### DATASET CONTENT
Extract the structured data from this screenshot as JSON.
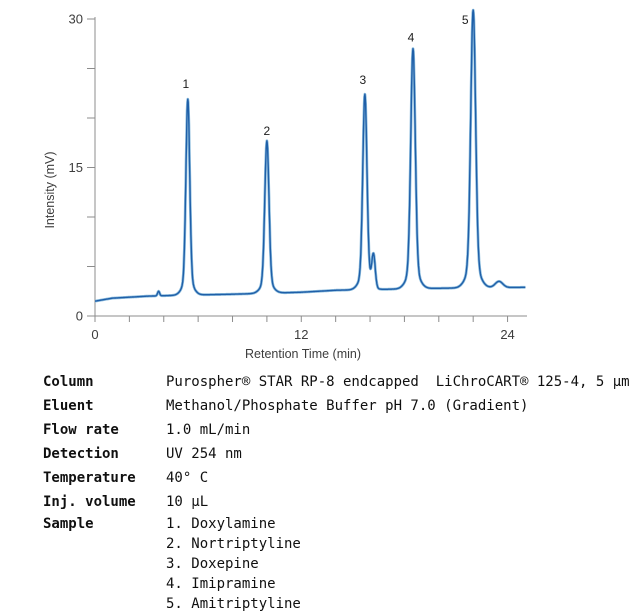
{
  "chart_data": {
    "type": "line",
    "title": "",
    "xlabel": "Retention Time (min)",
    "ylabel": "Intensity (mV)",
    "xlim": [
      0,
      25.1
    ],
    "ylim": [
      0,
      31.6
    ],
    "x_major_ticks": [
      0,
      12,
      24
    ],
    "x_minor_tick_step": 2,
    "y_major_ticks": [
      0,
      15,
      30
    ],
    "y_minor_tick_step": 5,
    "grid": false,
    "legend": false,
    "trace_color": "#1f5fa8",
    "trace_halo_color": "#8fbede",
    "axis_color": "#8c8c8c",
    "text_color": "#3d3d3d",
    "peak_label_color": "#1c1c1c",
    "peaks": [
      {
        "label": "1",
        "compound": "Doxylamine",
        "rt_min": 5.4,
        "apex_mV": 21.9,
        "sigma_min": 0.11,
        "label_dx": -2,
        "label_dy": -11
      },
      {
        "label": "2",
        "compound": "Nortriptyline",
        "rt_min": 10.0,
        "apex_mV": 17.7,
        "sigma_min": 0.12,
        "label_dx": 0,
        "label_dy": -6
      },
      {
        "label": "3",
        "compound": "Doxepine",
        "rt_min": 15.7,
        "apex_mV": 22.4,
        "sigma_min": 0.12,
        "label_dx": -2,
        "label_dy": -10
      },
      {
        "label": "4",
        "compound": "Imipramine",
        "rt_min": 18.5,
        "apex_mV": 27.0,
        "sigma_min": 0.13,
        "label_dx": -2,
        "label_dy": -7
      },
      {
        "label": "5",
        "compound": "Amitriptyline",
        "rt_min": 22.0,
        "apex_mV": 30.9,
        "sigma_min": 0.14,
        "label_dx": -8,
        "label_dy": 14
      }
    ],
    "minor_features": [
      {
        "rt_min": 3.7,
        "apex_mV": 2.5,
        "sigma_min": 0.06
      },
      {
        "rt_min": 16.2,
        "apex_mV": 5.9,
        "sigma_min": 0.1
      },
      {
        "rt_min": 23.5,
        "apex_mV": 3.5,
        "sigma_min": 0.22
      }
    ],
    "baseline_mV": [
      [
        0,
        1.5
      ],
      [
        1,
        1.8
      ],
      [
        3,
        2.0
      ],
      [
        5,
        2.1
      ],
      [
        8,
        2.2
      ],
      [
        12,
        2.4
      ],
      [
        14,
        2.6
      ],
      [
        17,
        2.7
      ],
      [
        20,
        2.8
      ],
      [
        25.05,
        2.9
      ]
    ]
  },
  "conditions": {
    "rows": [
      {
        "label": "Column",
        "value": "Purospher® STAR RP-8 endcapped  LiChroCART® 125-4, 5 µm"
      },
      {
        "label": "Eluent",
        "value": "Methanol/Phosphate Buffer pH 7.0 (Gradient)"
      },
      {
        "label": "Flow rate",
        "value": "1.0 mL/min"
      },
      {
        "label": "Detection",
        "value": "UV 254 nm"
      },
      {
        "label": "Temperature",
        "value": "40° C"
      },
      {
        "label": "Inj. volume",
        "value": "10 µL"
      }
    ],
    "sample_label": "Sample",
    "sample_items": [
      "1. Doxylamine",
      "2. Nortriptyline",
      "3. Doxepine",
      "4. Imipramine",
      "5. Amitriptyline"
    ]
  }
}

### REQUIREMENT
Return each line from the material above exactly, but not the pictures.

### SOLUTION FOR THIS TASK
Extract the structured data from this screenshot as JSON.
{
  "chart_data": {
    "type": "line",
    "title": "",
    "xlabel": "Retention Time (min)",
    "ylabel": "Intensity (mV)",
    "xlim": [
      0,
      25.1
    ],
    "ylim": [
      0,
      31.6
    ],
    "x_major_ticks": [
      0,
      12,
      24
    ],
    "x_minor_tick_step": 2,
    "y_major_ticks": [
      0,
      15,
      30
    ],
    "y_minor_tick_step": 5,
    "grid": false,
    "legend": false,
    "trace_color": "#1f5fa8",
    "trace_halo_color": "#8fbede",
    "axis_color": "#8c8c8c",
    "text_color": "#3d3d3d",
    "peak_label_color": "#1c1c1c",
    "peaks": [
      {
        "label": "1",
        "compound": "Doxylamine",
        "rt_min": 5.4,
        "apex_mV": 21.9,
        "sigma_min": 0.11,
        "label_dx": -2,
        "label_dy": -11
      },
      {
        "label": "2",
        "compound": "Nortriptyline",
        "rt_min": 10.0,
        "apex_mV": 17.7,
        "sigma_min": 0.12,
        "label_dx": 0,
        "label_dy": -6
      },
      {
        "label": "3",
        "compound": "Doxepine",
        "rt_min": 15.7,
        "apex_mV": 22.4,
        "sigma_min": 0.12,
        "label_dx": -2,
        "label_dy": -10
      },
      {
        "label": "4",
        "compound": "Imipramine",
        "rt_min": 18.5,
        "apex_mV": 27.0,
        "sigma_min": 0.13,
        "label_dx": -2,
        "label_dy": -7
      },
      {
        "label": "5",
        "compound": "Amitriptyline",
        "rt_min": 22.0,
        "apex_mV": 30.9,
        "sigma_min": 0.14,
        "label_dx": -8,
        "label_dy": 14
      }
    ],
    "minor_features": [
      {
        "rt_min": 3.7,
        "apex_mV": 2.5,
        "sigma_min": 0.06
      },
      {
        "rt_min": 16.2,
        "apex_mV": 5.9,
        "sigma_min": 0.1
      },
      {
        "rt_min": 23.5,
        "apex_mV": 3.5,
        "sigma_min": 0.22
      }
    ],
    "baseline_mV": [
      [
        0,
        1.5
      ],
      [
        1,
        1.8
      ],
      [
        3,
        2.0
      ],
      [
        5,
        2.1
      ],
      [
        8,
        2.2
      ],
      [
        12,
        2.4
      ],
      [
        14,
        2.6
      ],
      [
        17,
        2.7
      ],
      [
        20,
        2.8
      ],
      [
        25.05,
        2.9
      ]
    ]
  },
  "conditions": {
    "rows": [
      {
        "label": "Column",
        "value": "Purospher® STAR RP-8 endcapped  LiChroCART® 125-4, 5 µm"
      },
      {
        "label": "Eluent",
        "value": "Methanol/Phosphate Buffer pH 7.0 (Gradient)"
      },
      {
        "label": "Flow rate",
        "value": "1.0 mL/min"
      },
      {
        "label": "Detection",
        "value": "UV 254 nm"
      },
      {
        "label": "Temperature",
        "value": "40° C"
      },
      {
        "label": "Inj. volume",
        "value": "10 µL"
      }
    ],
    "sample_label": "Sample",
    "sample_items": [
      "1. Doxylamine",
      "2. Nortriptyline",
      "3. Doxepine",
      "4. Imipramine",
      "5. Amitriptyline"
    ]
  }
}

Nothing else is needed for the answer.